**TASK DETAILS**
Give every line below again, exactly.

**RECORD LIST**

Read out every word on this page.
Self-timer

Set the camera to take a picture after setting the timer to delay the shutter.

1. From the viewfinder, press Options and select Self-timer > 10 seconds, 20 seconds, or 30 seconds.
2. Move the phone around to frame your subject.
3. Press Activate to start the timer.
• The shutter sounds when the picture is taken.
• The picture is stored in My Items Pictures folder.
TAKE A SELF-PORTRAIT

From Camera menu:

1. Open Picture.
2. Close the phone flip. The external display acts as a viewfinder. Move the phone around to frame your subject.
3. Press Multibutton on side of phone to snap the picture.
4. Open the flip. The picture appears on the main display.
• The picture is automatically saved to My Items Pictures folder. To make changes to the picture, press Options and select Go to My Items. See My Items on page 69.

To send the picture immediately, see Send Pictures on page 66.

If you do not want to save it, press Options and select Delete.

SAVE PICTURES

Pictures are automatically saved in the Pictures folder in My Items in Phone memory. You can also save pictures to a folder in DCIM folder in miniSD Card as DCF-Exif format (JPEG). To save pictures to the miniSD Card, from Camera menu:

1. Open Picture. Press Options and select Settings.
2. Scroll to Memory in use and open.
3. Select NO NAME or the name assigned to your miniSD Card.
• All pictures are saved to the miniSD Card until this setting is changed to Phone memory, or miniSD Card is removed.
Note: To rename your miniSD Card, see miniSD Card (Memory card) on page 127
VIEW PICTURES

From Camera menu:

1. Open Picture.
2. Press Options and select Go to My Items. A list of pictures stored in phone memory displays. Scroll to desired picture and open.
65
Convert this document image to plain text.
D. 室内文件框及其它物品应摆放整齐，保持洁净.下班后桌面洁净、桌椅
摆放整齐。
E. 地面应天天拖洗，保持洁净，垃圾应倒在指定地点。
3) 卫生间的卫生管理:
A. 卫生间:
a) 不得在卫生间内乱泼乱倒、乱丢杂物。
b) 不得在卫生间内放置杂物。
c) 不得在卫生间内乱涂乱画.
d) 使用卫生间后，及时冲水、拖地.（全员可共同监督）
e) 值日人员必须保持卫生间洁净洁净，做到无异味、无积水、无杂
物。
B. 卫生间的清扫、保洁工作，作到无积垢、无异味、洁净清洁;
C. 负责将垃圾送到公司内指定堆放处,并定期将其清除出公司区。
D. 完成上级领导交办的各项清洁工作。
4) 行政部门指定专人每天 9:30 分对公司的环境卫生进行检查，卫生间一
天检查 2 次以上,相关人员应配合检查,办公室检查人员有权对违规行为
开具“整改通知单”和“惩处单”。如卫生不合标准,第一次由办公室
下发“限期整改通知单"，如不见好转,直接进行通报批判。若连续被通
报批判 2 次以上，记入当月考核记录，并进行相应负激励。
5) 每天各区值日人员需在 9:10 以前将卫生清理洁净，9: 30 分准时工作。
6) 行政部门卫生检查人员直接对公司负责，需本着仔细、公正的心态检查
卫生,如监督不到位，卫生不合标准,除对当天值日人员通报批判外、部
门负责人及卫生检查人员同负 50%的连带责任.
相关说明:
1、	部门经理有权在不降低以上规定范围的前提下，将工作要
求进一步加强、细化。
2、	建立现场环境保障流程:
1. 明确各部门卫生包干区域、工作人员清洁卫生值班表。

**ANSWER**
Read out every word on this page.
Self-timer

Set the camera to take a picture after setting the timer to delay the shutter.

1. From the viewfinder, press Options and select Self-timer > 10 seconds, 20 seconds, or 30 seconds.
2. Move the phone around to frame your subject.
3. Press Activate to start the timer.
• The shutter sounds when the picture is taken.
• The picture is stored in My Items Pictures folder.
TAKE A SELF-PORTRAIT

From Camera menu:

1. Open Picture.
2. Close the phone flip. The external display acts as a viewfinder. Move the phone around to frame your subject.
3. Press Multibutton on side of phone to snap the picture.
4. Open the flip. The picture appears on the main display.
• The picture is automatically saved to My Items Pictures folder. To make changes to the picture, press Options and select Go to My Items. See My Items on page 69.

To send the picture immediately, see Send Pictures on page 66.

If you do not want to save it, press Options and select Delete.

SAVE PICTURES

Pictures are automatically saved in the Pictures folder in My Items in Phone memory. You can also save pictures to a folder in DCIM folder in miniSD Card as DCF-Exif format (JPEG). To save pictures to the miniSD Card, from Camera menu:

1. Open Picture. Press Options and select Settings.
2. Scroll to Memory in use and open.
3. Select NO NAME or the name assigned to your miniSD Card.
• All pictures are saved to the miniSD Card until this setting is changed to Phone memory, or miniSD Card is removed.
Note: To rename your miniSD Card, see miniSD Card (Memory card) on page 127
VIEW PICTURES

From Camera menu:

1. Open Picture.
2. Press Options and select Go to My Items. A list of pictures stored in phone memory displays. Scroll to desired picture and open.
65
Convert this document image to plain text.
D. 室内文件框及其它物品应摆放整齐，保持洁净.下班后桌面洁净、桌椅
摆放整齐。
E. 地面应天天拖洗，保持洁净，垃圾应倒在指定地点。
3) 卫生间的卫生管理:
A. 卫生间:
a) 不得在卫生间内乱泼乱倒、乱丢杂物。
b) 不得在卫生间内放置杂物。
c) 不得在卫生间内乱涂乱画.
d) 使用卫生间后，及时冲水、拖地.（全员可共同监督）
e) 值日人员必须保持卫生间洁净洁净，做到无异味、无积水、无杂
物。
B. 卫生间的清扫、保洁工作，作到无积垢、无异味、洁净清洁;
C. 负责将垃圾送到公司内指定堆放处,并定期将其清除出公司区。
D. 完成上级领导交办的各项清洁工作。
4) 行政部门指定专人每天 9:30 分对公司的环境卫生进行检查，卫生间一
天检查 2 次以上,相关人员应配合检查,办公室检查人员有权对违规行为
开具“整改通知单”和“惩处单”。如卫生不合标准,第一次由办公室
下发“限期整改通知单"，如不见好转,直接进行通报批判。若连续被通
报批判 2 次以上，记入当月考核记录，并进行相应负激励。
5) 每天各区值日人员需在 9:10 以前将卫生清理洁净，9: 30 分准时工作。
6) 行政部门卫生检查人员直接对公司负责，需本着仔细、公正的心态检查
卫生,如监督不到位，卫生不合标准,除对当天值日人员通报批判外、部
门负责人及卫生检查人员同负 50%的连带责任.
相关说明:
1、	部门经理有权在不降低以上规定范围的前提下，将工作要
求进一步加强、细化。
2、	建立现场环境保障流程:
1. 明确各部门卫生包干区域、工作人员清洁卫生值班表。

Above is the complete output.